■ **Task to complete**:
Repeat each record below exactly, dropping the pictures.
---- Material for the task
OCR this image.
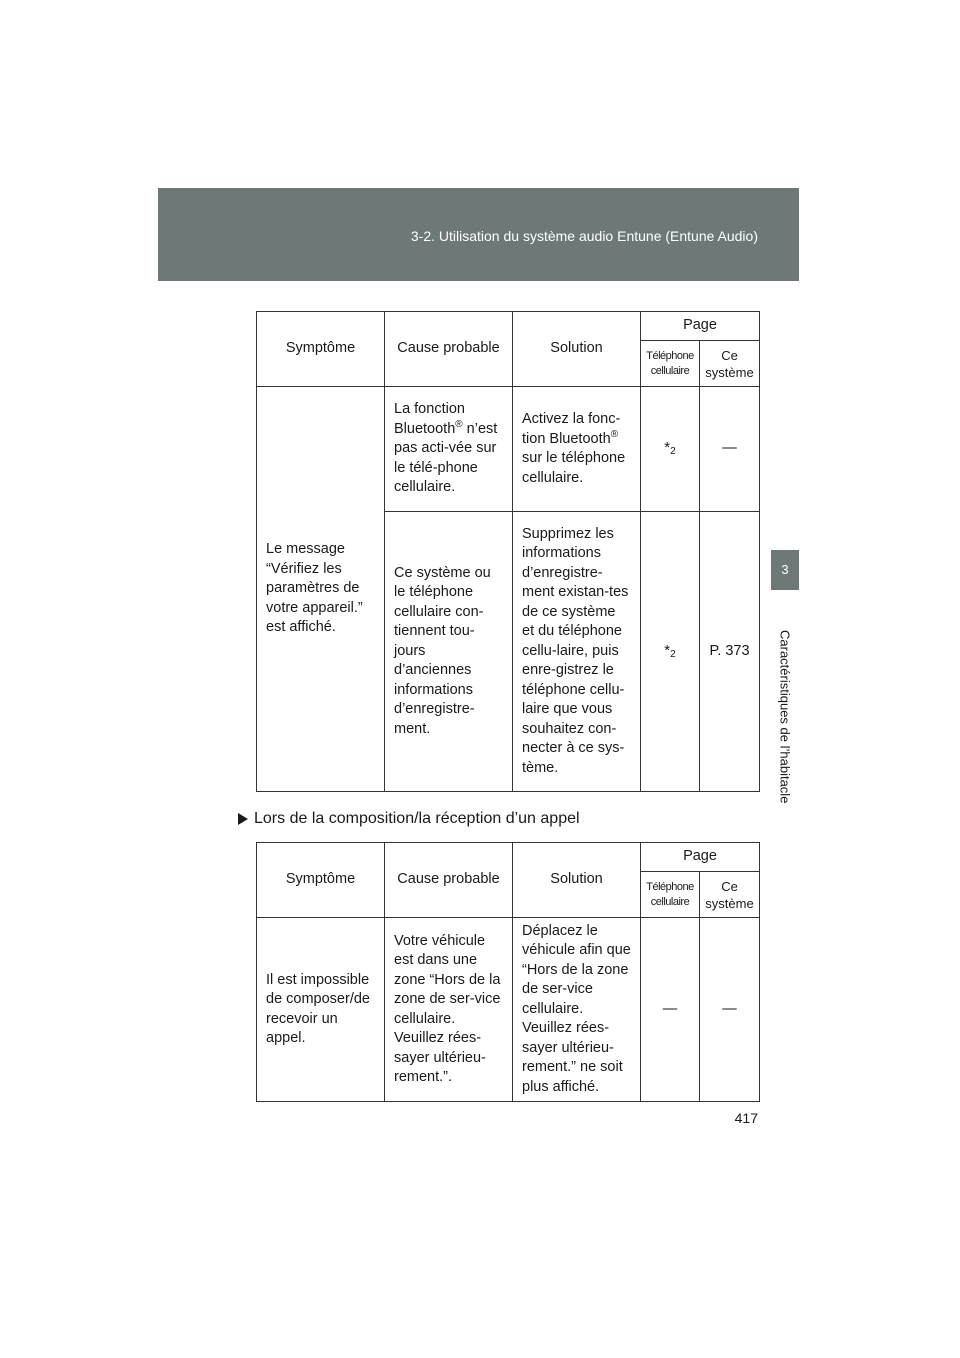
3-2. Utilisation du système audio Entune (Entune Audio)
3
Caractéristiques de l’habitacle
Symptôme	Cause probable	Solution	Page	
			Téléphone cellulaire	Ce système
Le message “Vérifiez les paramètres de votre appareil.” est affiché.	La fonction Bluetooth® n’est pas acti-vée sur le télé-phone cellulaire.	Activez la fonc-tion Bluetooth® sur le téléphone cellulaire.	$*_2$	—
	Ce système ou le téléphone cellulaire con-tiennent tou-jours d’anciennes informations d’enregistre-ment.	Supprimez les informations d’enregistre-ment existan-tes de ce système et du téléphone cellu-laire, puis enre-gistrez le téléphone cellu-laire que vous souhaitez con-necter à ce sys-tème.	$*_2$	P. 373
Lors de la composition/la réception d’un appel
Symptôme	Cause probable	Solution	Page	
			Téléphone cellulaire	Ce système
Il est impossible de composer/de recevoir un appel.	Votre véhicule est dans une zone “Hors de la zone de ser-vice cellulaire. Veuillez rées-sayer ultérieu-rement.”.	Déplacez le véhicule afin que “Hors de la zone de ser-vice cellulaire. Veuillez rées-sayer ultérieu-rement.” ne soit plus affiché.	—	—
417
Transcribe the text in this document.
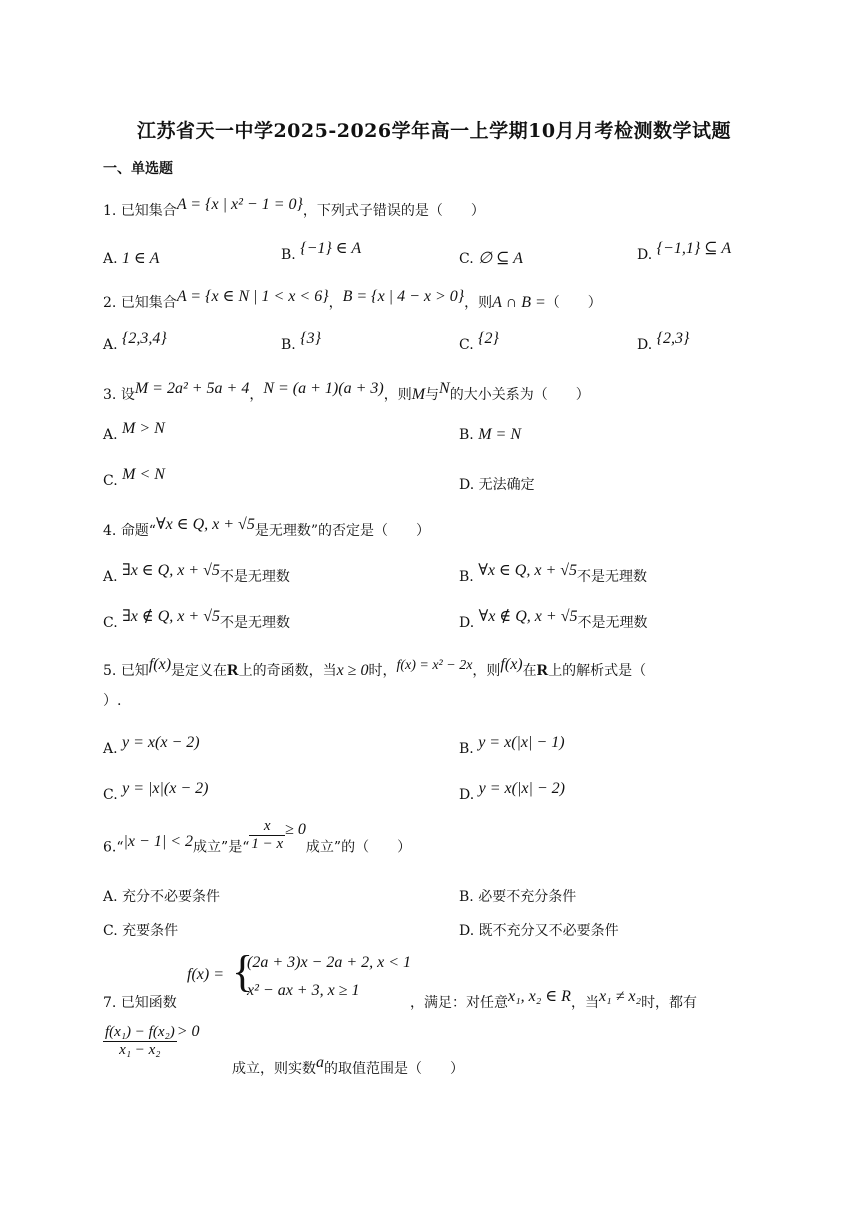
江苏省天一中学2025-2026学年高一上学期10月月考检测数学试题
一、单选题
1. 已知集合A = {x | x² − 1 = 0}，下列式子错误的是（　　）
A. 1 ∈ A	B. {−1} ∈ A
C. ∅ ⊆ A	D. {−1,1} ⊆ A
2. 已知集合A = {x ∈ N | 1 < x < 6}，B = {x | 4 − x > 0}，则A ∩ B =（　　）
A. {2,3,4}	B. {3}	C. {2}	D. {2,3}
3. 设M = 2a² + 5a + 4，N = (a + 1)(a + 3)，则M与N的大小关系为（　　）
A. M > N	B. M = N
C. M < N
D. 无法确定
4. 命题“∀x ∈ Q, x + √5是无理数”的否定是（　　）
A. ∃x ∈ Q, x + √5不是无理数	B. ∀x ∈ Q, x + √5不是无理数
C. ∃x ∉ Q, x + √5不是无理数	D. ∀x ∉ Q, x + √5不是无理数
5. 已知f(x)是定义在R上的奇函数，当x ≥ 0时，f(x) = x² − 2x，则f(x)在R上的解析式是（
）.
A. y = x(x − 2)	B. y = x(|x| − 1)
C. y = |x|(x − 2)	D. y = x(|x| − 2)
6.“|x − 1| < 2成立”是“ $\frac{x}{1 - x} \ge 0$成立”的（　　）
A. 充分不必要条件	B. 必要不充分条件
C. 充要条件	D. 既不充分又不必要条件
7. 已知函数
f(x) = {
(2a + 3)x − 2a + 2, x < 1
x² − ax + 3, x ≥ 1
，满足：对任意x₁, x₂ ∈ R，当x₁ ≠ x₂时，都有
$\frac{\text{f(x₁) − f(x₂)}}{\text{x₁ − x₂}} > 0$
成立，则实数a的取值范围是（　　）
--------
■ **Exercise response**:
OCR this image.
3-2. Utilisation du système audio Entune (Entune Audio)
3
Caractéristiques de l’habitacle
Symptôme	Cause probable	Solution	Page	
			Téléphone cellulaire	Ce système
Le message “Vérifiez les paramètres de votre appareil.” est affiché.	La fonction Bluetooth® n’est pas acti-vée sur le télé-phone cellulaire.	Activez la fonc-tion Bluetooth® sur le téléphone cellulaire.	$*_2$	—
	Ce système ou le téléphone cellulaire con-tiennent tou-jours d’anciennes informations d’enregistre-ment.	Supprimez les informations d’enregistre-ment existan-tes de ce système et du téléphone cellu-laire, puis enre-gistrez le téléphone cellu-laire que vous souhaitez con-necter à ce sys-tème.	$*_2$	P. 373
Lors de la composition/la réception d’un appel
Symptôme	Cause probable	Solution	Page	
			Téléphone cellulaire	Ce système
Il est impossible de composer/de recevoir un appel.	Votre véhicule est dans une zone “Hors de la zone de ser-vice cellulaire. Veuillez rées-sayer ultérieu-rement.”.	Déplacez le véhicule afin que “Hors de la zone de ser-vice cellulaire. Veuillez rées-sayer ultérieu-rement.” ne soit plus affiché.	—	—
417
Transcribe the text in this document.
江苏省天一中学2025-2026学年高一上学期10月月考检测数学试题
一、单选题
1. 已知集合A = {x | x² − 1 = 0}，下列式子错误的是（　　）
A. 1 ∈ A	B. {−1} ∈ A
C. ∅ ⊆ A	D. {−1,1} ⊆ A
2. 已知集合A = {x ∈ N | 1 < x < 6}，B = {x | 4 − x > 0}，则A ∩ B =（　　）
A. {2,3,4}	B. {3}	C. {2}	D. {2,3}
3. 设M = 2a² + 5a + 4，N = (a + 1)(a + 3)，则M与N的大小关系为（　　）
A. M > N	B. M = N
C. M < N
D. 无法确定
4. 命题“∀x ∈ Q, x + √5是无理数”的否定是（　　）
A. ∃x ∈ Q, x + √5不是无理数	B. ∀x ∈ Q, x + √5不是无理数
C. ∃x ∉ Q, x + √5不是无理数	D. ∀x ∉ Q, x + √5不是无理数
5. 已知f(x)是定义在R上的奇函数，当x ≥ 0时，f(x) = x² − 2x，则f(x)在R上的解析式是（
）.
A. y = x(x − 2)	B. y = x(|x| − 1)
C. y = |x|(x − 2)	D. y = x(|x| − 2)
6.“|x − 1| < 2成立”是“ $\frac{x}{1 - x} \ge 0$成立”的（　　）
A. 充分不必要条件	B. 必要不充分条件
C. 充要条件	D. 既不充分又不必要条件
7. 已知函数
f(x) = {
(2a + 3)x − 2a + 2, x < 1
x² − ax + 3, x ≥ 1
，满足：对任意x₁, x₂ ∈ R，当x₁ ≠ x₂时，都有
$\frac{\text{f(x₁) − f(x₂)}}{\text{x₁ − x₂}} > 0$
成立，则实数a的取值范围是（　　）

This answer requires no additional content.